| THE TASK |
Could you rewrite these lines, replacing every "door-leaf" with "door-panel" and leaving all else unchanged?

--- SUPPLIED ENTRIES ---

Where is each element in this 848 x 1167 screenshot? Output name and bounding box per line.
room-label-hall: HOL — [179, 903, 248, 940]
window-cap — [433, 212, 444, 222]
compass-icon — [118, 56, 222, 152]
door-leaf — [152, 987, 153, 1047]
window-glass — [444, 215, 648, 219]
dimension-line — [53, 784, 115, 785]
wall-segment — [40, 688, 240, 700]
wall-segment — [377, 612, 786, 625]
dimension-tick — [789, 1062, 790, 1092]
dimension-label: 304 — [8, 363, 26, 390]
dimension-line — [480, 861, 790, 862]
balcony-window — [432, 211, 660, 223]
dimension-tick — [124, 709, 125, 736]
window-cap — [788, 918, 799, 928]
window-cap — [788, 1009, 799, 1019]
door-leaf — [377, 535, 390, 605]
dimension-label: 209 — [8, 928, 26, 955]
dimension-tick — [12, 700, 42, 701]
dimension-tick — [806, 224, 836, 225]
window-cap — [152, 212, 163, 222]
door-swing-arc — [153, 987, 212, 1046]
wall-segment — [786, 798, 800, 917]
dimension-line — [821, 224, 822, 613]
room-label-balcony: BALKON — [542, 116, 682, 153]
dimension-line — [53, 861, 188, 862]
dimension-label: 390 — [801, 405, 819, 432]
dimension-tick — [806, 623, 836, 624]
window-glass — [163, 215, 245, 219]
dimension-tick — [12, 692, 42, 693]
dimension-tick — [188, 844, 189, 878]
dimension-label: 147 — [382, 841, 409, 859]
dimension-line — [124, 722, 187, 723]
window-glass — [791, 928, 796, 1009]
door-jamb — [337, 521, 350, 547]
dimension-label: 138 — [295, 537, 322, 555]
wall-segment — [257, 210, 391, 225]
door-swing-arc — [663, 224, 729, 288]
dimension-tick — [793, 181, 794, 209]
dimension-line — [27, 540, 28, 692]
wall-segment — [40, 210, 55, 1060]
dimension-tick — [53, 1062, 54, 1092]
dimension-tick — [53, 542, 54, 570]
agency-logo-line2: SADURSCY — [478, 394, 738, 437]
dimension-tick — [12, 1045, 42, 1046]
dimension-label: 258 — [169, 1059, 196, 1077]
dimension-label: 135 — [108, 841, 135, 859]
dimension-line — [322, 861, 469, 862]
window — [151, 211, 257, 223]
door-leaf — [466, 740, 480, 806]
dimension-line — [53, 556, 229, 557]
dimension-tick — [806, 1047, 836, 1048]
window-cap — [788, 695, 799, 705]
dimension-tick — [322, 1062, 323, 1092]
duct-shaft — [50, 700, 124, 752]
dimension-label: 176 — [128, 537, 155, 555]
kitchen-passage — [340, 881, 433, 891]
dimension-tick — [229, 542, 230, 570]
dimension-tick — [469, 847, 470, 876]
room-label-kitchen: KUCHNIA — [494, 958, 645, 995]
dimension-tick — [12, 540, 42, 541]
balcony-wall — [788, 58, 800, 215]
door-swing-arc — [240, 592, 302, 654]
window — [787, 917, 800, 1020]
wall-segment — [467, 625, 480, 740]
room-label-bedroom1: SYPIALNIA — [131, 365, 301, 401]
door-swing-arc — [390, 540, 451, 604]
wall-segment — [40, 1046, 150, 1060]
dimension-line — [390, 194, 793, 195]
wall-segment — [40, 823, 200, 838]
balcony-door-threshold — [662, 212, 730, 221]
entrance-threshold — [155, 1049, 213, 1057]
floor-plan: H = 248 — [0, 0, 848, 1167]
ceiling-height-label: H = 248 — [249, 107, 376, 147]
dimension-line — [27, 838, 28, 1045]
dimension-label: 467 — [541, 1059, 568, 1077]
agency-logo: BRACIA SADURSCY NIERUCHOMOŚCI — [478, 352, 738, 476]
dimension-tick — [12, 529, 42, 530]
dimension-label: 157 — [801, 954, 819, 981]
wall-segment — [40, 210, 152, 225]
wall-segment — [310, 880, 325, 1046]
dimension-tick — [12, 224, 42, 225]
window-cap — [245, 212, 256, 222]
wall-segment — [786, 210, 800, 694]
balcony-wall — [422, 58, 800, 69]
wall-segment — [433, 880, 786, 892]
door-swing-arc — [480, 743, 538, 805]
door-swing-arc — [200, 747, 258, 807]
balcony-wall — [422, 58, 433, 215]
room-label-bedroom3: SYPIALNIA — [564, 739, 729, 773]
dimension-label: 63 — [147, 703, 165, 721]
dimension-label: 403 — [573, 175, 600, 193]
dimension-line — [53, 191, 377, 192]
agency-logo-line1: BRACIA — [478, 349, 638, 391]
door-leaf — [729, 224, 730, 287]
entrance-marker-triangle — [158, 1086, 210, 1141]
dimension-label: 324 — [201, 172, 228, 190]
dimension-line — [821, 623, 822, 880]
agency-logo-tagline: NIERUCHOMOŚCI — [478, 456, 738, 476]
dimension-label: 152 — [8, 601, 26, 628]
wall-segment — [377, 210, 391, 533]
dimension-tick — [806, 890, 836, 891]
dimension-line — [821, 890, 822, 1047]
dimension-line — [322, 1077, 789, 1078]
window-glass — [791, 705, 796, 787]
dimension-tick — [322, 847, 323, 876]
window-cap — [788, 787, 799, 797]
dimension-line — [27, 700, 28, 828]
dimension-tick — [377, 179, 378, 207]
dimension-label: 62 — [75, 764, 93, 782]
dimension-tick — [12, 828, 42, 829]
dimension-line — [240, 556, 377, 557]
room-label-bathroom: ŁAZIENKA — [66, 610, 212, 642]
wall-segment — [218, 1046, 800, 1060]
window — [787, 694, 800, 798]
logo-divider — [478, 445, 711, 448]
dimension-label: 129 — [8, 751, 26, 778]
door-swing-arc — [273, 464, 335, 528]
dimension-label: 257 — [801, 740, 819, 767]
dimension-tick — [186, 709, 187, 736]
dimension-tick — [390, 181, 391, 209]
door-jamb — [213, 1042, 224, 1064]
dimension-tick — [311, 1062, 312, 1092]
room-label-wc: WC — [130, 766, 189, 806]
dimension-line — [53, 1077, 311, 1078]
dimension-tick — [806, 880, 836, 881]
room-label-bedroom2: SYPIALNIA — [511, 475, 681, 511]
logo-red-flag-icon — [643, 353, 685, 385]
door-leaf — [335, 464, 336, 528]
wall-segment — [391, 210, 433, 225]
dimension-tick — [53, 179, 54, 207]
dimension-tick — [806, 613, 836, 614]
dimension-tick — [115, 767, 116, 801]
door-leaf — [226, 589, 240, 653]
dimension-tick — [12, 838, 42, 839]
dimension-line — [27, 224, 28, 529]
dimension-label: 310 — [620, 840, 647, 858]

---

| REPLY TO THE EXERCISE |
Where is each element in this 848 x 1167 screenshot? Output name and bounding box per line.
room-label-hall: HOL — [179, 903, 248, 940]
window-cap — [433, 212, 444, 222]
compass-icon — [118, 56, 222, 152]
door-panel — [152, 987, 153, 1047]
window-glass — [444, 215, 648, 219]
dimension-line — [53, 784, 115, 785]
wall-segment — [40, 688, 240, 700]
wall-segment — [377, 612, 786, 625]
dimension-tick — [789, 1062, 790, 1092]
dimension-label: 304 — [8, 363, 26, 390]
dimension-line — [480, 861, 790, 862]
balcony-window — [432, 211, 660, 223]
dimension-tick — [124, 709, 125, 736]
window-cap — [788, 918, 799, 928]
window-cap — [788, 1009, 799, 1019]
door-panel — [377, 535, 390, 605]
dimension-label: 209 — [8, 928, 26, 955]
dimension-tick — [12, 700, 42, 701]
dimension-tick — [806, 224, 836, 225]
window-cap — [152, 212, 163, 222]
door-swing-arc — [153, 987, 212, 1046]
wall-segment — [786, 798, 800, 917]
dimension-line — [821, 224, 822, 613]
room-label-balcony: BALKON — [542, 116, 682, 153]
dimension-line — [53, 861, 188, 862]
dimension-label: 390 — [801, 405, 819, 432]
dimension-tick — [806, 623, 836, 624]
window-glass — [163, 215, 245, 219]
dimension-tick — [12, 692, 42, 693]
dimension-tick — [188, 844, 189, 878]
dimension-label: 147 — [382, 841, 409, 859]
dimension-line — [124, 722, 187, 723]
window-glass — [791, 928, 796, 1009]
door-jamb — [337, 521, 350, 547]
dimension-label: 138 — [295, 537, 322, 555]
wall-segment — [257, 210, 391, 225]
door-swing-arc — [663, 224, 729, 288]
dimension-tick — [793, 181, 794, 209]
dimension-line — [27, 540, 28, 692]
wall-segment — [40, 210, 55, 1060]
dimension-tick — [53, 1062, 54, 1092]
dimension-tick — [53, 542, 54, 570]
agency-logo-line2: SADURSCY — [478, 394, 738, 437]
dimension-tick — [12, 1045, 42, 1046]
dimension-label: 258 — [169, 1059, 196, 1077]
dimension-label: 135 — [108, 841, 135, 859]
dimension-line — [322, 861, 469, 862]
window — [151, 211, 257, 223]
door-panel — [466, 740, 480, 806]
dimension-line — [53, 556, 229, 557]
dimension-tick — [806, 1047, 836, 1048]
window-cap — [788, 695, 799, 705]
dimension-tick — [322, 1062, 323, 1092]
duct-shaft — [50, 700, 124, 752]
dimension-label: 176 — [128, 537, 155, 555]
kitchen-passage — [340, 881, 433, 891]
dimension-tick — [229, 542, 230, 570]
dimension-tick — [469, 847, 470, 876]
room-label-kitchen: KUCHNIA — [494, 958, 645, 995]
dimension-tick — [12, 540, 42, 541]
balcony-wall — [788, 58, 800, 215]
door-swing-arc — [240, 592, 302, 654]
window — [787, 917, 800, 1020]
wall-segment — [467, 625, 480, 740]
room-label-bedroom1: SYPIALNIA — [131, 365, 301, 401]
door-swing-arc — [390, 540, 451, 604]
wall-segment — [40, 1046, 150, 1060]
dimension-line — [390, 194, 793, 195]
wall-segment — [40, 823, 200, 838]
balcony-door-threshold — [662, 212, 730, 221]
entrance-threshold — [155, 1049, 213, 1057]
floor-plan: H = 248 — [0, 0, 848, 1167]
ceiling-height-label: H = 248 — [249, 107, 376, 147]
dimension-line — [27, 838, 28, 1045]
dimension-label: 467 — [541, 1059, 568, 1077]
agency-logo: BRACIA SADURSCY NIERUCHOMOŚCI — [478, 352, 738, 476]
dimension-tick — [12, 529, 42, 530]
dimension-label: 157 — [801, 954, 819, 981]
wall-segment — [40, 210, 152, 225]
wall-segment — [310, 880, 325, 1046]
dimension-tick — [12, 224, 42, 225]
window-cap — [245, 212, 256, 222]
wall-segment — [786, 210, 800, 694]
balcony-wall — [422, 58, 800, 69]
wall-segment — [433, 880, 786, 892]
door-swing-arc — [480, 743, 538, 805]
door-swing-arc — [200, 747, 258, 807]
balcony-wall — [422, 58, 433, 215]
room-label-bedroom3: SYPIALNIA — [564, 739, 729, 773]
dimension-label: 63 — [147, 703, 165, 721]
dimension-label: 403 — [573, 175, 600, 193]
dimension-line — [53, 191, 377, 192]
agency-logo-line1: BRACIA — [478, 349, 638, 391]
door-panel — [729, 224, 730, 287]
entrance-marker-triangle — [158, 1086, 210, 1141]
dimension-label: 324 — [201, 172, 228, 190]
dimension-line — [821, 623, 822, 880]
agency-logo-tagline: NIERUCHOMOŚCI — [478, 456, 738, 476]
dimension-label: 152 — [8, 601, 26, 628]
wall-segment — [377, 210, 391, 533]
dimension-tick — [806, 890, 836, 891]
dimension-line — [821, 890, 822, 1047]
dimension-line — [322, 1077, 789, 1078]
window-glass — [791, 705, 796, 787]
dimension-tick — [322, 847, 323, 876]
window-cap — [788, 787, 799, 797]
dimension-line — [27, 700, 28, 828]
dimension-tick — [377, 179, 378, 207]
dimension-label: 62 — [75, 764, 93, 782]
dimension-tick — [12, 828, 42, 829]
dimension-line — [240, 556, 377, 557]
room-label-bathroom: ŁAZIENKA — [66, 610, 212, 642]
wall-segment — [218, 1046, 800, 1060]
window — [787, 694, 800, 798]
logo-divider — [478, 445, 711, 448]
dimension-label: 129 — [8, 751, 26, 778]
door-swing-arc — [273, 464, 335, 528]
dimension-label: 257 — [801, 740, 819, 767]
dimension-tick — [186, 709, 187, 736]
dimension-tick — [390, 181, 391, 209]
door-jamb — [213, 1042, 224, 1064]
dimension-tick — [311, 1062, 312, 1092]
room-label-wc: WC — [130, 766, 189, 806]
dimension-line — [53, 1077, 311, 1078]
dimension-tick — [806, 880, 836, 881]
room-label-bedroom2: SYPIALNIA — [511, 475, 681, 511]
logo-red-flag-icon — [643, 353, 685, 385]
door-panel — [335, 464, 336, 528]
wall-segment — [391, 210, 433, 225]
dimension-tick — [53, 179, 54, 207]
dimension-tick — [806, 613, 836, 614]
dimension-tick — [115, 767, 116, 801]
door-panel — [226, 589, 240, 653]
dimension-tick — [12, 838, 42, 839]
dimension-line — [27, 224, 28, 529]
dimension-label: 310 — [620, 840, 647, 858]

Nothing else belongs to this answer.